**What is required**. Gather all lines in the records below that include the word "style".

— Start Information given —

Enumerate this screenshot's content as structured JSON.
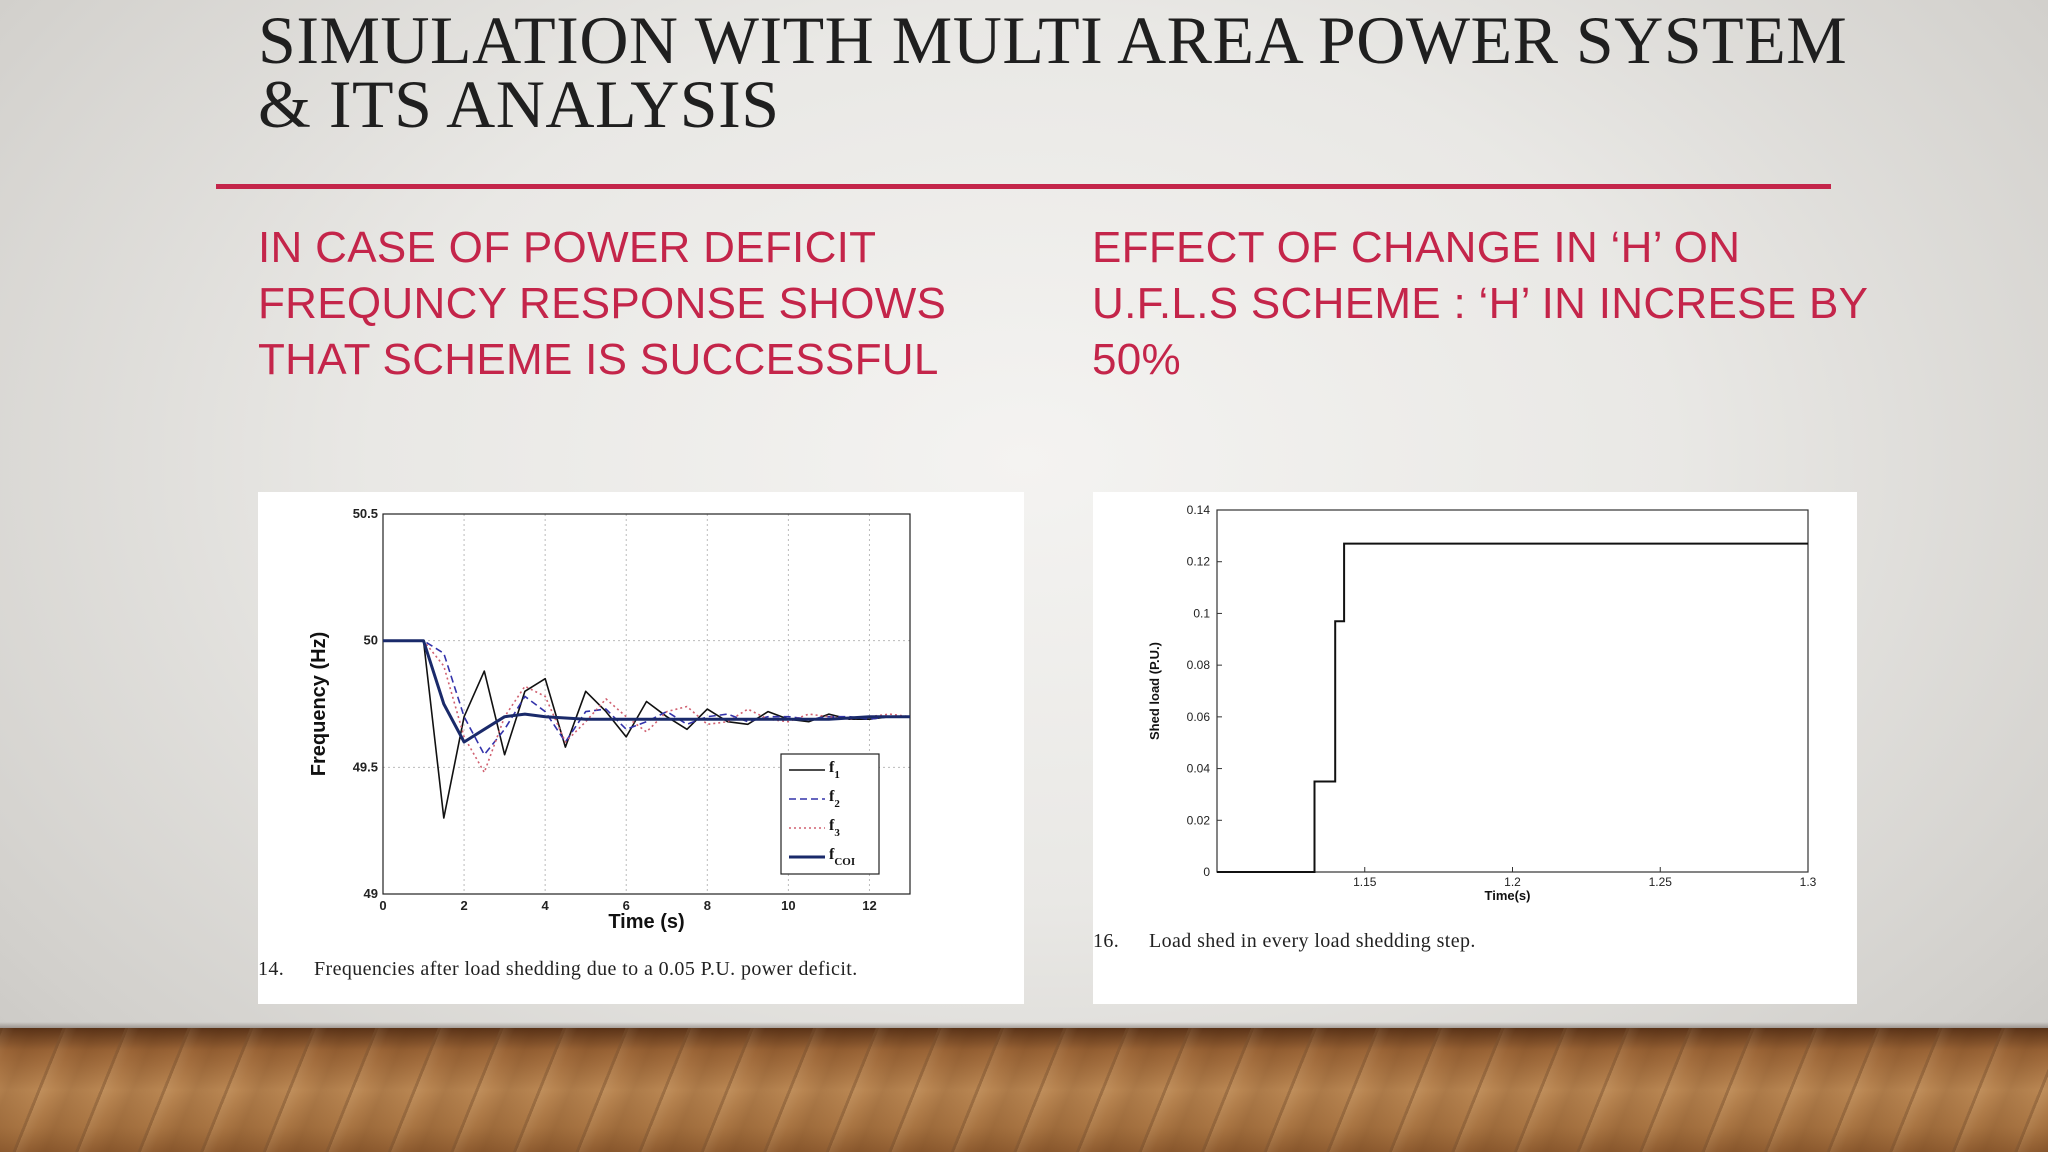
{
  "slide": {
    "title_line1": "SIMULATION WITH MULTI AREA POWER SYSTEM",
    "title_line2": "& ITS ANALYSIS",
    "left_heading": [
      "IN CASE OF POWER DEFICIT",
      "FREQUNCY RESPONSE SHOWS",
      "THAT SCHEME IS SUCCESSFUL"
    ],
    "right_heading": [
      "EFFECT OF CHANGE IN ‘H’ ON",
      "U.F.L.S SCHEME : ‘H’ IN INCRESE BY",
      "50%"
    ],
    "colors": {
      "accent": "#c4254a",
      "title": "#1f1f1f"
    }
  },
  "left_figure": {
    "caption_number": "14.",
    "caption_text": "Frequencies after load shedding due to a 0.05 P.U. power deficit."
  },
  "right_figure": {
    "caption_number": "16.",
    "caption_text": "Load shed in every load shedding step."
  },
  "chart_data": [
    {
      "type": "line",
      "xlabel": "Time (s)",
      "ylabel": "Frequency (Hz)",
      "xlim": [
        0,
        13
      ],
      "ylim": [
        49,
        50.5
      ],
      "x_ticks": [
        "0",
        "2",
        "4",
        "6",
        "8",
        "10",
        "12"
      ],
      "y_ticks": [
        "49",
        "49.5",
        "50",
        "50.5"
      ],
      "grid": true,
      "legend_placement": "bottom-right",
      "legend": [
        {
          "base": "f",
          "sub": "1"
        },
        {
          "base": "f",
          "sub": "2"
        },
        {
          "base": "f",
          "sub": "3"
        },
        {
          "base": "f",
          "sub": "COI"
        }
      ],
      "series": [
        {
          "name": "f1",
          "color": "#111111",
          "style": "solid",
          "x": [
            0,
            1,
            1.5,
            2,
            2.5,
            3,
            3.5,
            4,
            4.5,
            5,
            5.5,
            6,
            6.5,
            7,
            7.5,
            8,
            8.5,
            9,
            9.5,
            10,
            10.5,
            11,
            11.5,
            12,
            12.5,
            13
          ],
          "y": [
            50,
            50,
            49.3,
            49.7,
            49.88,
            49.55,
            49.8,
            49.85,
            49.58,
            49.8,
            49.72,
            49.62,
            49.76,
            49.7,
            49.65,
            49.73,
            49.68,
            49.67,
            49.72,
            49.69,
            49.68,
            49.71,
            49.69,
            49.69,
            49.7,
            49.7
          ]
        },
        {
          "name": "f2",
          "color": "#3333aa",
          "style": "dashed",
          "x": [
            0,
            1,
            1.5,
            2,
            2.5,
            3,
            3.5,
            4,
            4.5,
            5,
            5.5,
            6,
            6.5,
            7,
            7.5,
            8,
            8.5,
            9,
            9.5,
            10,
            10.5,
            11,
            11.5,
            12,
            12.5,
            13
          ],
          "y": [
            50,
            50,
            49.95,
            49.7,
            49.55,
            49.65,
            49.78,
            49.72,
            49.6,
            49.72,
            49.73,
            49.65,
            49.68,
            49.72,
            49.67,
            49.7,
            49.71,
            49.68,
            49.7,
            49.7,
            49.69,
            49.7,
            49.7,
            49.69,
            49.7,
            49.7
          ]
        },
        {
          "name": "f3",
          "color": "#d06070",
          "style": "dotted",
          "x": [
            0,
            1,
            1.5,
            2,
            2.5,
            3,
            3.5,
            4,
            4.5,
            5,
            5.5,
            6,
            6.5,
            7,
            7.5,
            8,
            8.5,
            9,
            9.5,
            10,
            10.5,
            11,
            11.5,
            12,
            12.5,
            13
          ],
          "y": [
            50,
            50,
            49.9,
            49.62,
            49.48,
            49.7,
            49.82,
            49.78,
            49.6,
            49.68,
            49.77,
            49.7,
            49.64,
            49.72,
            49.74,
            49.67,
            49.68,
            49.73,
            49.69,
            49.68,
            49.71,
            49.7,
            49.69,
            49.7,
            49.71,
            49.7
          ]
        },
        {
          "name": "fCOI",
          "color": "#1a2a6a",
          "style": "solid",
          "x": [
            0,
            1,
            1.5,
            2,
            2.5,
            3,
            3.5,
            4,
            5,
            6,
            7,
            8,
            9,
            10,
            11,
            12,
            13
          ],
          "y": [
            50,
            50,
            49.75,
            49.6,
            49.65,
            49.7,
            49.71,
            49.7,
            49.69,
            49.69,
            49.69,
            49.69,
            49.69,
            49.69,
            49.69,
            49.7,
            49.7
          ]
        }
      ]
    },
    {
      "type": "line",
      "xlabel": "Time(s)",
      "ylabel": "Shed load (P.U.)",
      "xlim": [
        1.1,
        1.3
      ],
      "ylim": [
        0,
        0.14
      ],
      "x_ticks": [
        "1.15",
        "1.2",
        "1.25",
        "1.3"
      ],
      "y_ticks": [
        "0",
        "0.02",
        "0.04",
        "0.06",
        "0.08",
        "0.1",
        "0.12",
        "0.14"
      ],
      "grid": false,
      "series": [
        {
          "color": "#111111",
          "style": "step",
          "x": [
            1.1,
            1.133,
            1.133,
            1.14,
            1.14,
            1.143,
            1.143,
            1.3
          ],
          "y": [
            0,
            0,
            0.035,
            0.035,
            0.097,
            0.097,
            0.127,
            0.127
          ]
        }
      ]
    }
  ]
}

— End Information given —
— Start Information given —

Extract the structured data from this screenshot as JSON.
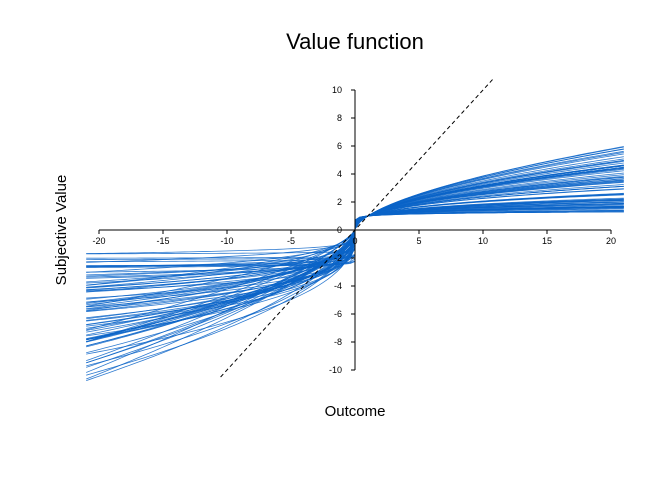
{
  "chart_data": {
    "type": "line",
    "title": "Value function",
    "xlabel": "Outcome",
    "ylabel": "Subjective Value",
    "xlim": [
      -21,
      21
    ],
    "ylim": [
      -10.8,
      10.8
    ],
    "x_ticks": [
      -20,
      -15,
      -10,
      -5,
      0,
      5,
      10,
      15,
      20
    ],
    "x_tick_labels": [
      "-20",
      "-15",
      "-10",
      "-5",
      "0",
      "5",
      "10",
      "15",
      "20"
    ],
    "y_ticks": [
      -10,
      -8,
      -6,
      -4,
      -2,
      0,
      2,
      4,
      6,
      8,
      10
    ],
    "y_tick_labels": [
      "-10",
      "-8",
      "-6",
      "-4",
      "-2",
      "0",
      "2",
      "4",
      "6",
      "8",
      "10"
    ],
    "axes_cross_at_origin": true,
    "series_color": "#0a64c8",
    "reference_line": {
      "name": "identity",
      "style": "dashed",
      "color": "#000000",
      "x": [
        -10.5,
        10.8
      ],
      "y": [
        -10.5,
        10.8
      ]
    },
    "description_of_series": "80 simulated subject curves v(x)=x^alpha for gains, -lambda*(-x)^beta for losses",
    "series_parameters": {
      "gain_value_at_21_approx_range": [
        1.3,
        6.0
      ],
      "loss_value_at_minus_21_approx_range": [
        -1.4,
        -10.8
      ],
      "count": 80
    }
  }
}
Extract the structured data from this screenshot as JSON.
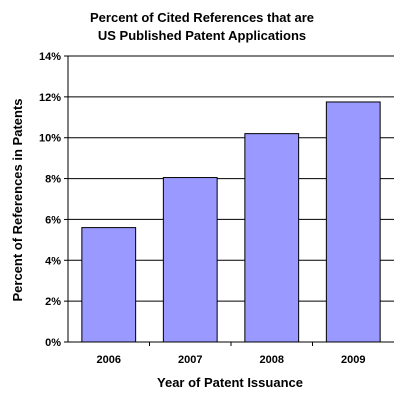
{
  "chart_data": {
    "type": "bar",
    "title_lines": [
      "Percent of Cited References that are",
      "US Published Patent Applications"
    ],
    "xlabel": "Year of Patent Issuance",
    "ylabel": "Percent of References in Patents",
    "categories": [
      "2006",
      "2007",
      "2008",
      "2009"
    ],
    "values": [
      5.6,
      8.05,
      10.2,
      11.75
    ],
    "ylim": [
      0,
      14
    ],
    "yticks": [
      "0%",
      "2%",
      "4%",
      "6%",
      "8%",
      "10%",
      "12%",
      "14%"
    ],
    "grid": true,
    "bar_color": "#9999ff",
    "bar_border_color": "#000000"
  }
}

— End Information given —

**Answer**.
          "style": "solid",
          "style": "dashed",
          "style": "dotted",
          "style": "solid",
          "style": "step",
      "style": "dashed",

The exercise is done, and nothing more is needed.